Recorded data

:::::

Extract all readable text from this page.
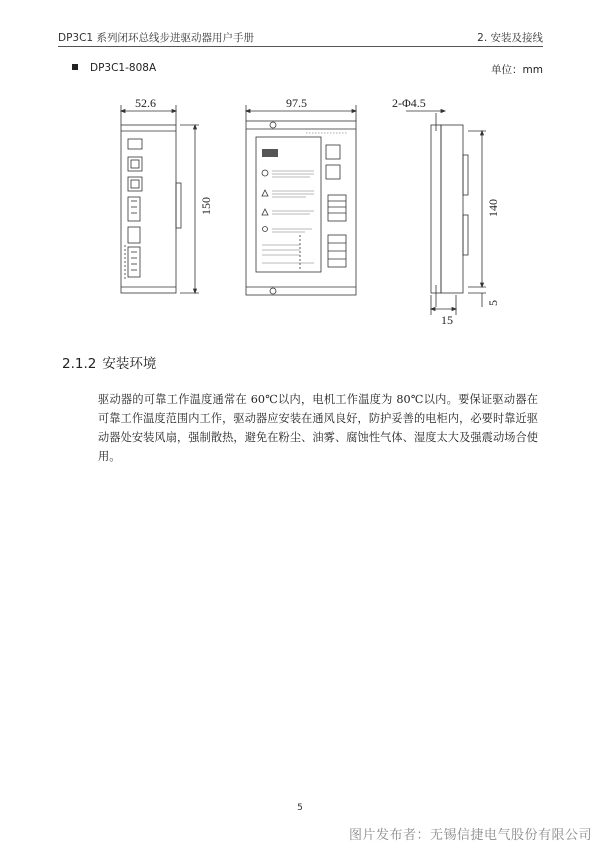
DP3C1 系列闭环总线步进驱动器用户手册	2. 安装及接线
DP3C1-808A	单位：mm
52.6	97.5	2-Φ4.5
150	140
5
15
2.1.2 安装环境

驱动器的可靠工作温度通常在 60℃以内，电机工作温度为 80℃以内。要保证驱动器在可靠工作温度范围内工作，驱动器应安装在通风良好，防护妥善的电柜内，必要时靠近驱动器处安装风扇，强制散热，避免在粉尘、油雾、腐蚀性气体、湿度太大及强震动场合使用。

5
图片发布者：无锡信捷电气股份有限公司
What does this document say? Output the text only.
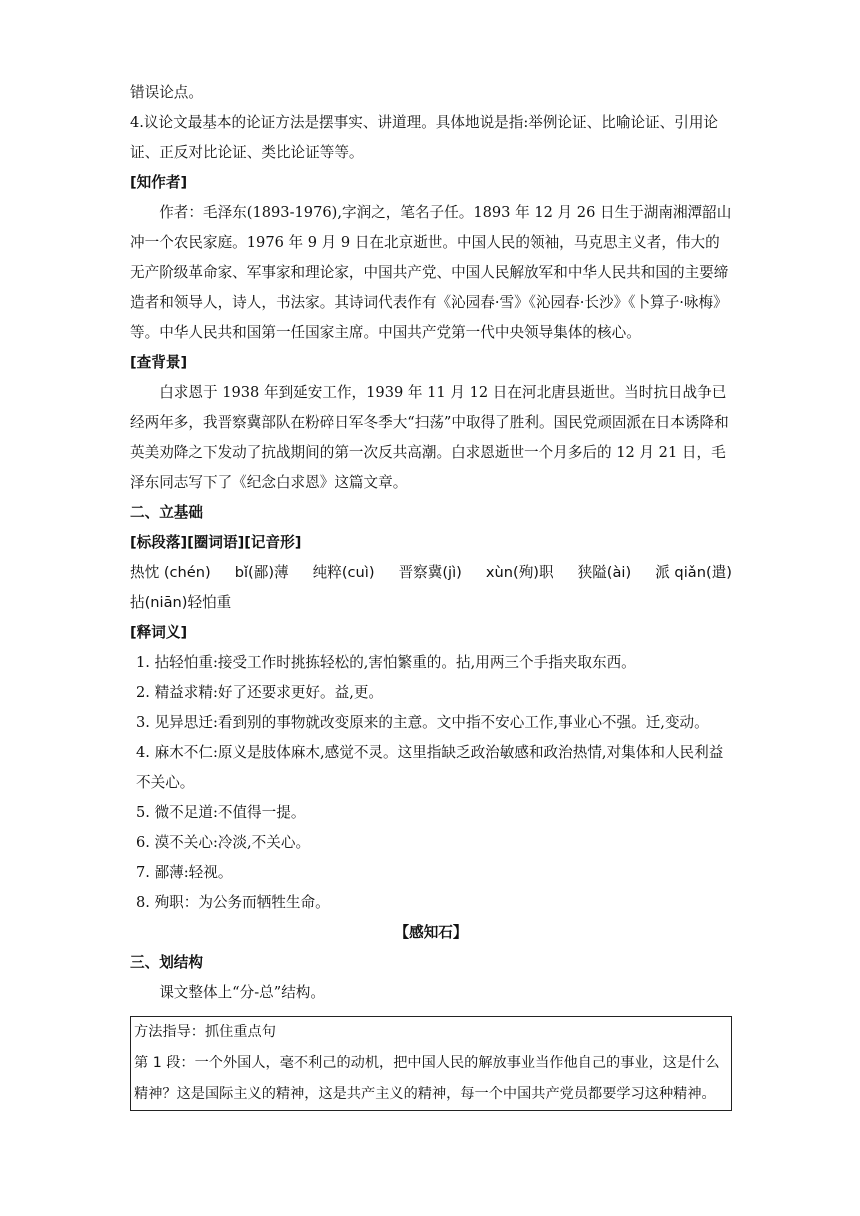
错误论点。

4.议论文最基本的论证方法是摆事实、讲道理。具体地说是指:举例论证、比喻论证、引用论证、正反对比论证、类比论证等等。

[知作者]

作者：毛泽东(1893-1976),字润之，笔名子任。1893 年 12 月 26 日生于湖南湘潭韶山冲一个农民家庭。1976 年 9 月 9 日在北京逝世。中国人民的领袖，马克思主义者，伟大的无产阶级革命家、军事家和理论家，中国共产党、中国人民解放军和中华人民共和国的主要缔造者和领导人，诗人，书法家。其诗词代表作有《沁园春·雪》《沁园春·长沙》《卜算子·咏梅》等。中华人民共和国第一任国家主席。中国共产党第一代中央领导集体的核心。

[查背景]

白求恩于 1938 年到延安工作，1939 年 11 月 12 日在河北唐县逝世。当时抗日战争已经两年多，我晋察冀部队在粉碎日军冬季大“扫荡”中取得了胜利。国民党顽固派在日本诱降和英美劝降之下发动了抗战期间的第一次反共高潮。白求恩逝世一个月多后的 12 月 21 日，毛泽东同志写下了《纪念白求恩》这篇文章。

二、立基础

[标段落][圈词语][记音形]

热忱 (chén) bǐ(鄙)薄 纯粹(cuì) 晋察冀(jì) xùn(殉)职 狭隘(ài) 派 qiǎn(遣)

拈(niān)轻怕重

[释词义]

1. 拈轻怕重:接受工作时挑拣轻松的,害怕繁重的。拈,用两三个手指夹取东西。

2. 精益求精:好了还要求更好。益,更。

3. 见异思迁:看到别的事物就改变原来的主意。文中指不安心工作,事业心不强。迁,变动。

4. 麻木不仁:原义是肢体麻木,感觉不灵。这里指缺乏政治敏感和政治热情,对集体和人民利益不关心。

5. 微不足道:不值得一提。

6. 漠不关心:冷淡,不关心。

7. 鄙薄:轻视。

8. 殉职：为公务而牺牲生命。

【感知石】

三、划结构

课文整体上“分-总”结构。

方法指导：抓住重点句

第 1 段：一个外国人，毫不利己的动机，把中国人民的解放事业当作他自己的事业，这是什么精神？这是国际主义的精神，这是共产主义的精神，每一个中国共产党员都要学习这种精神。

:::::

What is required.
Take each line containing the string "text" and copy it out.

Solution to this exercise.
Extract all readable text from this page.
What does this document say? Output the text only.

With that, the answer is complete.